== Given instruction ==
Retype each entry below, keeping every character the same.

Stored items:

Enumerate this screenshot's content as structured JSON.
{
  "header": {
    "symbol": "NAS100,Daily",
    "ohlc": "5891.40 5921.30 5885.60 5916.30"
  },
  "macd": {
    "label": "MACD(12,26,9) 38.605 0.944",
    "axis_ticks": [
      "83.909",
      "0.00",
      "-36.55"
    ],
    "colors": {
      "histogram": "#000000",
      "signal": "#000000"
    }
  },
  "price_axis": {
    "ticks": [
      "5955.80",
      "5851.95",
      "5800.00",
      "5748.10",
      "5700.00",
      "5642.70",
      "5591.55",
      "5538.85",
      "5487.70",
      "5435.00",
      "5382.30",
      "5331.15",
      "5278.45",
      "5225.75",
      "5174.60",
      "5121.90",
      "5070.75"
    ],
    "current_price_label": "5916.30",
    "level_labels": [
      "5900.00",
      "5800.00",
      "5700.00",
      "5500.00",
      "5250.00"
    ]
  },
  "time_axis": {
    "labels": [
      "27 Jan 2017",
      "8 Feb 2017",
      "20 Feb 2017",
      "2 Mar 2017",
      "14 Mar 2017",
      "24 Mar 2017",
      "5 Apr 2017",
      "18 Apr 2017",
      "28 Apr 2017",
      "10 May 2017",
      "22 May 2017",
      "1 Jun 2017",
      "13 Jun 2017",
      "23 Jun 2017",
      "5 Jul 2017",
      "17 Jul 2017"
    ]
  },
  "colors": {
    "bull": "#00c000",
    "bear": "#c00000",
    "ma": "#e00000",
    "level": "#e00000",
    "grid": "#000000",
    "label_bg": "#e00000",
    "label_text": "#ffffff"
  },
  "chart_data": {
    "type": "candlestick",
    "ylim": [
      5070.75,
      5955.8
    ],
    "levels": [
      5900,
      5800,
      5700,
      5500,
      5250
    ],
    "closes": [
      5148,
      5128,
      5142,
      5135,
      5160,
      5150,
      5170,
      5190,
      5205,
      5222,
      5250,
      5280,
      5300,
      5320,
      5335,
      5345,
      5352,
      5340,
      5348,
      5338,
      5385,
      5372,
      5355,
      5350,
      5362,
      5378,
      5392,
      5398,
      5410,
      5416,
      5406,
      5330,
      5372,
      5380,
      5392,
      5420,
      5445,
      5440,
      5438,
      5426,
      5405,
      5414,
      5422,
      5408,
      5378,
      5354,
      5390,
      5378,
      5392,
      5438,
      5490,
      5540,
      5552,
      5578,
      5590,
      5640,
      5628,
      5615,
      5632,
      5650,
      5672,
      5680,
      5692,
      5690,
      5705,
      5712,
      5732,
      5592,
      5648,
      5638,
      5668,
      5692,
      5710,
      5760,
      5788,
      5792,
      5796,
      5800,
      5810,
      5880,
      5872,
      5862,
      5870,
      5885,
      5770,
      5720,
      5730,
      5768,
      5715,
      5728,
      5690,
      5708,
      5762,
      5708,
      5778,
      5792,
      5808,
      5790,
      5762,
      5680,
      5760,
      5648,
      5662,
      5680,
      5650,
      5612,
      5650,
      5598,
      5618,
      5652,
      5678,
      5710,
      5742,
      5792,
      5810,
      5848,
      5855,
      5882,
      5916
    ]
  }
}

== Output for this exercise ==
Enumerate this screenshot's content as structured JSON.
{
  "header": {
    "symbol": "NAS100,Daily",
    "ohlc": "5891.40 5921.30 5885.60 5916.30"
  },
  "macd": {
    "label": "MACD(12,26,9) 38.605 0.944",
    "axis_ticks": [
      "83.909",
      "0.00",
      "-36.55"
    ],
    "colors": {
      "histogram": "#000000",
      "signal": "#000000"
    }
  },
  "price_axis": {
    "ticks": [
      "5955.80",
      "5851.95",
      "5800.00",
      "5748.10",
      "5700.00",
      "5642.70",
      "5591.55",
      "5538.85",
      "5487.70",
      "5435.00",
      "5382.30",
      "5331.15",
      "5278.45",
      "5225.75",
      "5174.60",
      "5121.90",
      "5070.75"
    ],
    "current_price_label": "5916.30",
    "level_labels": [
      "5900.00",
      "5800.00",
      "5700.00",
      "5500.00",
      "5250.00"
    ]
  },
  "time_axis": {
    "labels": [
      "27 Jan 2017",
      "8 Feb 2017",
      "20 Feb 2017",
      "2 Mar 2017",
      "14 Mar 2017",
      "24 Mar 2017",
      "5 Apr 2017",
      "18 Apr 2017",
      "28 Apr 2017",
      "10 May 2017",
      "22 May 2017",
      "1 Jun 2017",
      "13 Jun 2017",
      "23 Jun 2017",
      "5 Jul 2017",
      "17 Jul 2017"
    ]
  },
  "colors": {
    "bull": "#00c000",
    "bear": "#c00000",
    "ma": "#e00000",
    "level": "#e00000",
    "grid": "#000000",
    "label_bg": "#e00000",
    "label_text": "#ffffff"
  },
  "chart_data": {
    "type": "candlestick",
    "ylim": [
      5070.75,
      5955.8
    ],
    "levels": [
      5900,
      5800,
      5700,
      5500,
      5250
    ],
    "closes": [
      5148,
      5128,
      5142,
      5135,
      5160,
      5150,
      5170,
      5190,
      5205,
      5222,
      5250,
      5280,
      5300,
      5320,
      5335,
      5345,
      5352,
      5340,
      5348,
      5338,
      5385,
      5372,
      5355,
      5350,
      5362,
      5378,
      5392,
      5398,
      5410,
      5416,
      5406,
      5330,
      5372,
      5380,
      5392,
      5420,
      5445,
      5440,
      5438,
      5426,
      5405,
      5414,
      5422,
      5408,
      5378,
      5354,
      5390,
      5378,
      5392,
      5438,
      5490,
      5540,
      5552,
      5578,
      5590,
      5640,
      5628,
      5615,
      5632,
      5650,
      5672,
      5680,
      5692,
      5690,
      5705,
      5712,
      5732,
      5592,
      5648,
      5638,
      5668,
      5692,
      5710,
      5760,
      5788,
      5792,
      5796,
      5800,
      5810,
      5880,
      5872,
      5862,
      5870,
      5885,
      5770,
      5720,
      5730,
      5768,
      5715,
      5728,
      5690,
      5708,
      5762,
      5708,
      5778,
      5792,
      5808,
      5790,
      5762,
      5680,
      5760,
      5648,
      5662,
      5680,
      5650,
      5612,
      5650,
      5598,
      5618,
      5652,
      5678,
      5710,
      5742,
      5792,
      5810,
      5848,
      5855,
      5882,
      5916
    ]
  }
}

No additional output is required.